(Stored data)
———
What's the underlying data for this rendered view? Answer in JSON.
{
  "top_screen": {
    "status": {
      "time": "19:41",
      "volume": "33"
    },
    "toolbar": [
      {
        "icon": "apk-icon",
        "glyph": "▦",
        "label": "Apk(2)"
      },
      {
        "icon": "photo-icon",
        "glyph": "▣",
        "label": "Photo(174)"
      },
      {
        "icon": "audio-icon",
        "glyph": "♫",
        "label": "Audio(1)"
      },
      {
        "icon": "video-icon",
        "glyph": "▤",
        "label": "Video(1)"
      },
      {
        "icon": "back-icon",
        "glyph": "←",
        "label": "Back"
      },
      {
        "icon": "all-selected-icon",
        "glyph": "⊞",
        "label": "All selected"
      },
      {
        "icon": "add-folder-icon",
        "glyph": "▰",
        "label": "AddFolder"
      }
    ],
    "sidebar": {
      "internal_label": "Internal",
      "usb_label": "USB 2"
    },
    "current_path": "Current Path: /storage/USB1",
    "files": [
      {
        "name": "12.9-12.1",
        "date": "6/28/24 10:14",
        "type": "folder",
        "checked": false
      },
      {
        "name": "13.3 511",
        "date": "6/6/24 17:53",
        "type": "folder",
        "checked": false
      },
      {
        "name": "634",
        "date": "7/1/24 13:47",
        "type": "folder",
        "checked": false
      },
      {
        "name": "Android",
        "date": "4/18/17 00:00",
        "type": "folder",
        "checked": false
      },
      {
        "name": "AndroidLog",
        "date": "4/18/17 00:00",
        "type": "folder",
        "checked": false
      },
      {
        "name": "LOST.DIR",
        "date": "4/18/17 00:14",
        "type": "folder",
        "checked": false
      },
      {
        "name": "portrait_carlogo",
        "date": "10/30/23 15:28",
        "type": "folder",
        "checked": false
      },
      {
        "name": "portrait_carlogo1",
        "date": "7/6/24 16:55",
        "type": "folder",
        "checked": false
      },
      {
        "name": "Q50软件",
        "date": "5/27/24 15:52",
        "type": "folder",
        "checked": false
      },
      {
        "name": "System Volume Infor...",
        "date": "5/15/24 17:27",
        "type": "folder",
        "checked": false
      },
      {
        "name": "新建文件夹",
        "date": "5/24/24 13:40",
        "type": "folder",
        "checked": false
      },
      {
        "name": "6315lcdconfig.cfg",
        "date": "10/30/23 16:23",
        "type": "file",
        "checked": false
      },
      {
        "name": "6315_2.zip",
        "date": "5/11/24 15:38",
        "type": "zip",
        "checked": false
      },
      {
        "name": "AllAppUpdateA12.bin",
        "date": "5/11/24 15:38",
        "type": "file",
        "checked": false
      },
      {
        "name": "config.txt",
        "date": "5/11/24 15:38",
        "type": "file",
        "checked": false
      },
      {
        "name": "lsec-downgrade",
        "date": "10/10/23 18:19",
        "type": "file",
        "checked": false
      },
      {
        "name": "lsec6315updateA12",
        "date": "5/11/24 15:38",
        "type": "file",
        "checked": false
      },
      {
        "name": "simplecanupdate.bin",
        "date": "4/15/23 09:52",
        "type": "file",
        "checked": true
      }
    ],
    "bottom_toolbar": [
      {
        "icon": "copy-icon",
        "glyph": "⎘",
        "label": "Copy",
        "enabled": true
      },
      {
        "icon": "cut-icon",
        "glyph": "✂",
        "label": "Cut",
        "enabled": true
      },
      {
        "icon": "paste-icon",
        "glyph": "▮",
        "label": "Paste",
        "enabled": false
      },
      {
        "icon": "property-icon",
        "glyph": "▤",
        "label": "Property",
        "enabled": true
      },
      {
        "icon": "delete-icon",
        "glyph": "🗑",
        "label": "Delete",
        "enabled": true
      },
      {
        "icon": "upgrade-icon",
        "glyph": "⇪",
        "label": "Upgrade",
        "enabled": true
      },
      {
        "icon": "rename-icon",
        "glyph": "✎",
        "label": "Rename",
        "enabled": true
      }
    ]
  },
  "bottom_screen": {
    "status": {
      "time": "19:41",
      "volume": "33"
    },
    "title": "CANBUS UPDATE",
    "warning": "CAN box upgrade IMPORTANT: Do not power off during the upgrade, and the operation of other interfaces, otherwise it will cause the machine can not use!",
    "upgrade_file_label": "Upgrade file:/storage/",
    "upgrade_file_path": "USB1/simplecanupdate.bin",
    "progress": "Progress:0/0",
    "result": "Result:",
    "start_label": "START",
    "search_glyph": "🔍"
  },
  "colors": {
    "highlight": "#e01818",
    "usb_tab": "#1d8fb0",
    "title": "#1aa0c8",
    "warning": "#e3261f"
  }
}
———
From the entries, report each line that includes the word "simplecanupdate".

        "name": "simplecanupdate.bin",
    "upgrade_file_path": "USB1/simplecanupdate.bin",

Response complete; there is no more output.